**AIM**
Collect every line that includes the string "Contains".
=== SUPPLIED RECORDS ===
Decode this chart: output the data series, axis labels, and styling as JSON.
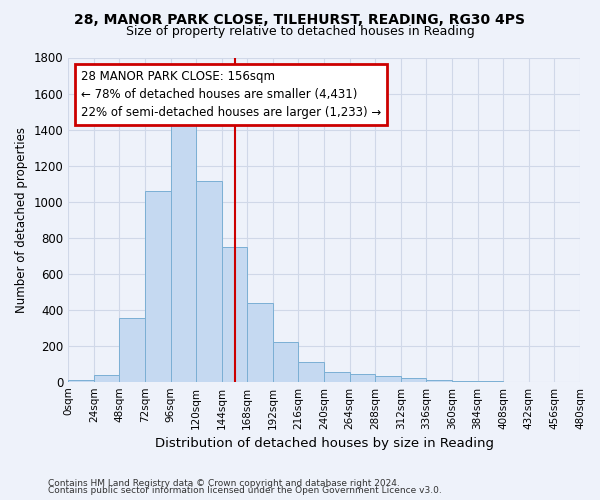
{
  "title_line1": "28, MANOR PARK CLOSE, TILEHURST, READING, RG30 4PS",
  "title_line2": "Size of property relative to detached houses in Reading",
  "xlabel": "Distribution of detached houses by size in Reading",
  "ylabel": "Number of detached properties",
  "bin_labels": [
    "0sqm",
    "24sqm",
    "48sqm",
    "72sqm",
    "96sqm",
    "120sqm",
    "144sqm",
    "168sqm",
    "192sqm",
    "216sqm",
    "240sqm",
    "264sqm",
    "288sqm",
    "312sqm",
    "336sqm",
    "360sqm",
    "384sqm",
    "408sqm",
    "432sqm",
    "456sqm",
    "480sqm"
  ],
  "bar_values": [
    10,
    38,
    355,
    1060,
    1465,
    1115,
    750,
    435,
    222,
    110,
    52,
    45,
    30,
    20,
    8,
    3,
    2,
    0,
    0,
    0,
    0
  ],
  "bar_color": "#c5d9f1",
  "bar_edgecolor": "#7bafd4",
  "vline_x": 156,
  "annotation_line1": "28 MANOR PARK CLOSE: 156sqm",
  "annotation_line2": "← 78% of detached houses are smaller (4,431)",
  "annotation_line3": "22% of semi-detached houses are larger (1,233) →",
  "annotation_box_color": "#ffffff",
  "annotation_box_edgecolor": "#cc0000",
  "ylim": [
    0,
    1800
  ],
  "yticks": [
    0,
    200,
    400,
    600,
    800,
    1000,
    1200,
    1400,
    1600,
    1800
  ],
  "grid_color": "#d0d8e8",
  "background_color": "#eef2fa",
  "footer_line1": "Contains HM Land Registry data © Crown copyright and database right 2024.",
  "footer_line2": "Contains public sector information licensed under the Open Government Licence v3.0.",
  "vline_color": "#cc0000",
  "bin_width": 24
}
===
**EXERCISE SOLUTION**
  "footer_line1": "Contains HM Land Registry data © Crown copyright and database right 2024.",
  "footer_line2": "Contains public sector information licensed under the Open Government Licence v3.0.",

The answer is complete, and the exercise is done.